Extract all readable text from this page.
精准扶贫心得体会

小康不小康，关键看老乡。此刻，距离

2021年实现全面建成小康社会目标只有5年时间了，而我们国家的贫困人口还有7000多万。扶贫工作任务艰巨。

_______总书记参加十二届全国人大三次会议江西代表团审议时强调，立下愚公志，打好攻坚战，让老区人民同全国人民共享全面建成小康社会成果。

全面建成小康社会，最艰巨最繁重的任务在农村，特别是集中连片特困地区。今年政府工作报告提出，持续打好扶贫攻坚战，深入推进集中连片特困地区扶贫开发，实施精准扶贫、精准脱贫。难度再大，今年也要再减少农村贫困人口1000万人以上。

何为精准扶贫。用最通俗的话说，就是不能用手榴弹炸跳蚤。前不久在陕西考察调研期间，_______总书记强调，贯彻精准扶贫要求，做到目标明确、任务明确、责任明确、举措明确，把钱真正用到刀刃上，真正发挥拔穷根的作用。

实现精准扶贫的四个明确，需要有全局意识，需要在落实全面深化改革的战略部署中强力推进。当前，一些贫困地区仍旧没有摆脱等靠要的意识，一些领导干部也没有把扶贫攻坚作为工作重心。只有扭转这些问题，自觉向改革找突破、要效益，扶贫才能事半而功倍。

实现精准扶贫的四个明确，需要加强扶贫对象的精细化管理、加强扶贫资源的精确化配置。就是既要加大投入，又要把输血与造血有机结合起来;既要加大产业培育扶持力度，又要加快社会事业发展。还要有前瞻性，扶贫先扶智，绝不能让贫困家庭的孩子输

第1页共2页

# WHAT IS ASKED
Every line that holds the string "实现精准扶贫的四个明确" should be returned.

# SOLUTION BELOW
实现精准扶贫的四个明确，需要有全局意识，需要在落实全面深化改革的战略部署中强力推进。当前，一些贫困地区仍旧没有摆脱等靠要的意识，一些领导干部也没有把扶贫攻坚作为工作重心。只有扭转这些问题，自觉向改革找突破、要效益，扶贫才能事半而功倍。
实现精准扶贫的四个明确，需要加强扶贫对象的精细化管理、加强扶贫资源的精确化配置。就是既要加大投入，又要把输血与造血有机结合起来;既要加大产业培育扶持力度，又要加快社会事业发展。还要有前瞻性，扶贫先扶智，绝不能让贫困家庭的孩子输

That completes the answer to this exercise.